— INSTRUCTIONS TO FOLLOW —
Transcribe the records that follow in their entirety, omitting any pictures.
*** RECORDS FOR THE EXERCISE ***
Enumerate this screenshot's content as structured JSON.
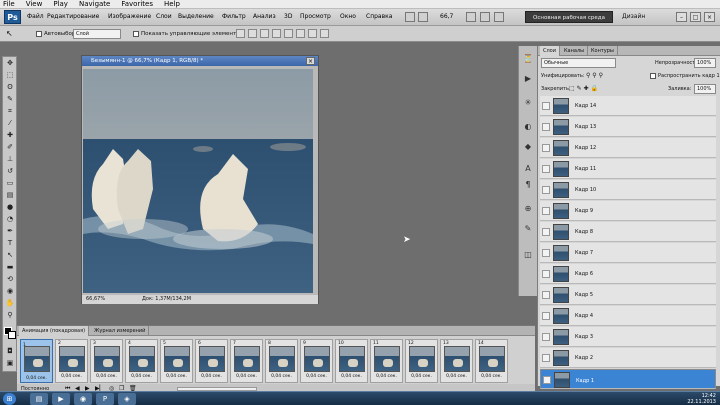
{
  "player_menu": {
    "items": [
      "File",
      "View",
      "Play",
      "Navigate",
      "Favorites",
      "Help"
    ]
  },
  "ps": {
    "logo": "Ps",
    "menu": [
      "Файл",
      "Редактирование",
      "Изображение",
      "Слои",
      "Выделение",
      "Фильтр",
      "Анализ",
      "3D",
      "Просмотр",
      "Окно",
      "Справка"
    ],
    "zoom": "66,7",
    "workspace": "Основная рабочая среда",
    "design": "Дизайн",
    "win_min": "–",
    "win_max": "□",
    "win_close": "×"
  },
  "options": {
    "autoselect_label": "Автовыбор:",
    "autoselect_value": "Слой",
    "show_controls_label": "Показать управляющие элементы"
  },
  "document": {
    "title": "Безымянн-1 @ 66,7% (Кадр 1, RGB/8) *",
    "close": "×",
    "status_zoom": "66,67%",
    "status_doc": "Док: 1,37M/134,2M"
  },
  "layers_panel": {
    "tabs": [
      "Слои",
      "Каналы",
      "Контуры"
    ],
    "blend_mode": "Обычные",
    "opacity_label": "Непрозрачность:",
    "opacity_value": "100%",
    "unify_label": "Унифицировать:",
    "propagate_label": "Распространить кадр 1",
    "lock_label": "Закрепить:",
    "fill_label": "Заливка:",
    "fill_value": "100%",
    "layers": [
      "Кадр 14",
      "Кадр 13",
      "Кадр 12",
      "Кадр 11",
      "Кадр 10",
      "Кадр 9",
      "Кадр 8",
      "Кадр 7",
      "Кадр 6",
      "Кадр 5",
      "Кадр 4",
      "Кадр 3",
      "Кадр 2",
      "Кадр 1"
    ],
    "selected_layer": "Кадр 1"
  },
  "animation_panel": {
    "tabs": [
      "Анимация (покадровая)",
      "Журнал измерений"
    ],
    "frames": [
      {
        "num": "1",
        "delay": "0,04 сек."
      },
      {
        "num": "2",
        "delay": "0,04 сек."
      },
      {
        "num": "3",
        "delay": "0,04 сек."
      },
      {
        "num": "4",
        "delay": "0,04 сек."
      },
      {
        "num": "5",
        "delay": "0,04 сек."
      },
      {
        "num": "6",
        "delay": "0,04 сек."
      },
      {
        "num": "7",
        "delay": "0,04 сек."
      },
      {
        "num": "8",
        "delay": "0,04 сек."
      },
      {
        "num": "9",
        "delay": "0,04 сек."
      },
      {
        "num": "10",
        "delay": "0,04 сек."
      },
      {
        "num": "11",
        "delay": "0,04 сек."
      },
      {
        "num": "12",
        "delay": "0,04 сек."
      },
      {
        "num": "13",
        "delay": "0,04 сек."
      },
      {
        "num": "14",
        "delay": "0,04 сек."
      }
    ],
    "loop": "Постоянно"
  },
  "taskbar": {
    "time": "12:42",
    "date": "22.11.2013"
  },
  "colors": {
    "accent": "#3a84d3",
    "title_bar": "#3b66a8",
    "taskbar": "#1d3550"
  }
}
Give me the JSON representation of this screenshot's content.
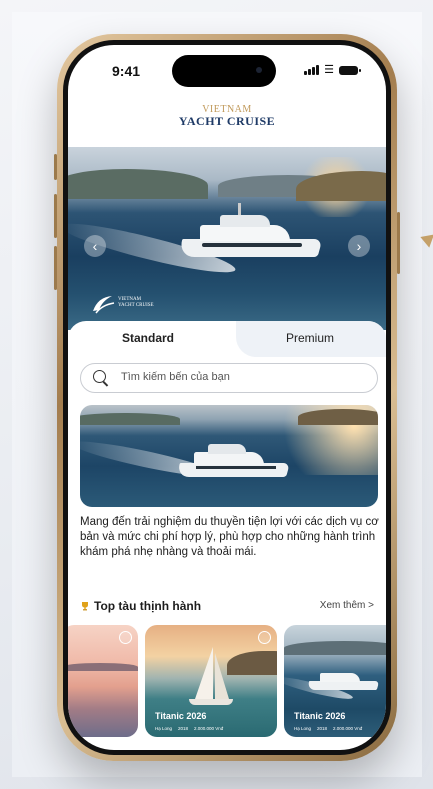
{
  "status_bar": {
    "time": "9:41"
  },
  "brand": {
    "line1": "VIETNAM",
    "line2": "YACHT CRUISE"
  },
  "hero": {
    "logo_line1": "VIETNAM",
    "logo_line2": "YACHT CRUISE"
  },
  "tabs": [
    {
      "label": "Standard",
      "active": true
    },
    {
      "label": "Premium",
      "active": false
    }
  ],
  "search": {
    "placeholder": "Tìm kiếm bến của bạn"
  },
  "description": "Mang đến trải nghiệm du thuyền tiện lợi với các dịch vụ cơ bản và mức chi phí hợp lý, phù hợp cho những hành trình khám phá nhẹ nhàng và thoải mái.",
  "top_section": {
    "title": "Top tàu thịnh hành",
    "see_more": "Xem thêm >"
  },
  "top_cards": [
    {
      "name": "",
      "location": "",
      "year": "",
      "price": ""
    },
    {
      "name": "Titanic 2026",
      "location": "Hạ Long",
      "year": "2018",
      "price": "2.000.000 Vnđ"
    },
    {
      "name": "Titanic 2026",
      "location": "Hạ Long",
      "year": "2018",
      "price": "2.000.000 Vnđ"
    }
  ],
  "colors": {
    "brand_gold": "#c19a5b",
    "brand_navy": "#1e3a66",
    "phone_frame": "#a37d4e"
  }
}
***
— SOLUTION TO THIS PROBLEM —
Enumerate this screenshot's content as structured JSON.
{
  "player_menu": {
    "items": [
      "File",
      "View",
      "Play",
      "Navigate",
      "Favorites",
      "Help"
    ]
  },
  "ps": {
    "logo": "Ps",
    "menu": [
      "Файл",
      "Редактирование",
      "Изображение",
      "Слои",
      "Выделение",
      "Фильтр",
      "Анализ",
      "3D",
      "Просмотр",
      "Окно",
      "Справка"
    ],
    "zoom": "66,7",
    "workspace": "Основная рабочая среда",
    "design": "Дизайн",
    "win_min": "–",
    "win_max": "□",
    "win_close": "×"
  },
  "options": {
    "autoselect_label": "Автовыбор:",
    "autoselect_value": "Слой",
    "show_controls_label": "Показать управляющие элементы"
  },
  "document": {
    "title": "Безымянн-1 @ 66,7% (Кадр 1, RGB/8) *",
    "close": "×",
    "status_zoom": "66,67%",
    "status_doc": "Док: 1,37M/134,2M"
  },
  "layers_panel": {
    "tabs": [
      "Слои",
      "Каналы",
      "Контуры"
    ],
    "blend_mode": "Обычные",
    "opacity_label": "Непрозрачность:",
    "opacity_value": "100%",
    "unify_label": "Унифицировать:",
    "propagate_label": "Распространить кадр 1",
    "lock_label": "Закрепить:",
    "fill_label": "Заливка:",
    "fill_value": "100%",
    "layers": [
      "Кадр 14",
      "Кадр 13",
      "Кадр 12",
      "Кадр 11",
      "Кадр 10",
      "Кадр 9",
      "Кадр 8",
      "Кадр 7",
      "Кадр 6",
      "Кадр 5",
      "Кадр 4",
      "Кадр 3",
      "Кадр 2",
      "Кадр 1"
    ],
    "selected_layer": "Кадр 1"
  },
  "animation_panel": {
    "tabs": [
      "Анимация (покадровая)",
      "Журнал измерений"
    ],
    "frames": [
      {
        "num": "1",
        "delay": "0,04 сек."
      },
      {
        "num": "2",
        "delay": "0,04 сек."
      },
      {
        "num": "3",
        "delay": "0,04 сек."
      },
      {
        "num": "4",
        "delay": "0,04 сек."
      },
      {
        "num": "5",
        "delay": "0,04 сек."
      },
      {
        "num": "6",
        "delay": "0,04 сек."
      },
      {
        "num": "7",
        "delay": "0,04 сек."
      },
      {
        "num": "8",
        "delay": "0,04 сек."
      },
      {
        "num": "9",
        "delay": "0,04 сек."
      },
      {
        "num": "10",
        "delay": "0,04 сек."
      },
      {
        "num": "11",
        "delay": "0,04 сек."
      },
      {
        "num": "12",
        "delay": "0,04 сек."
      },
      {
        "num": "13",
        "delay": "0,04 сек."
      },
      {
        "num": "14",
        "delay": "0,04 сек."
      }
    ],
    "loop": "Постоянно"
  },
  "taskbar": {
    "time": "12:42",
    "date": "22.11.2013"
  },
  "colors": {
    "accent": "#3a84d3",
    "title_bar": "#3b66a8",
    "taskbar": "#1d3550"
  }
}
Give me the JSON representation of this screenshot's content.
{
  "status_bar": {
    "time": "9:41"
  },
  "brand": {
    "line1": "VIETNAM",
    "line2": "YACHT CRUISE"
  },
  "hero": {
    "logo_line1": "VIETNAM",
    "logo_line2": "YACHT CRUISE"
  },
  "tabs": [
    {
      "label": "Standard",
      "active": true
    },
    {
      "label": "Premium",
      "active": false
    }
  ],
  "search": {
    "placeholder": "Tìm kiếm bến của bạn"
  },
  "description": "Mang đến trải nghiệm du thuyền tiện lợi với các dịch vụ cơ bản và mức chi phí hợp lý, phù hợp cho những hành trình khám phá nhẹ nhàng và thoải mái.",
  "top_section": {
    "title": "Top tàu thịnh hành",
    "see_more": "Xem thêm >"
  },
  "top_cards": [
    {
      "name": "",
      "location": "",
      "year": "",
      "price": ""
    },
    {
      "name": "Titanic 2026",
      "location": "Hạ Long",
      "year": "2018",
      "price": "2.000.000 Vnđ"
    },
    {
      "name": "Titanic 2026",
      "location": "Hạ Long",
      "year": "2018",
      "price": "2.000.000 Vnđ"
    }
  ],
  "colors": {
    "brand_gold": "#c19a5b",
    "brand_navy": "#1e3a66",
    "phone_frame": "#a37d4e"
  }
}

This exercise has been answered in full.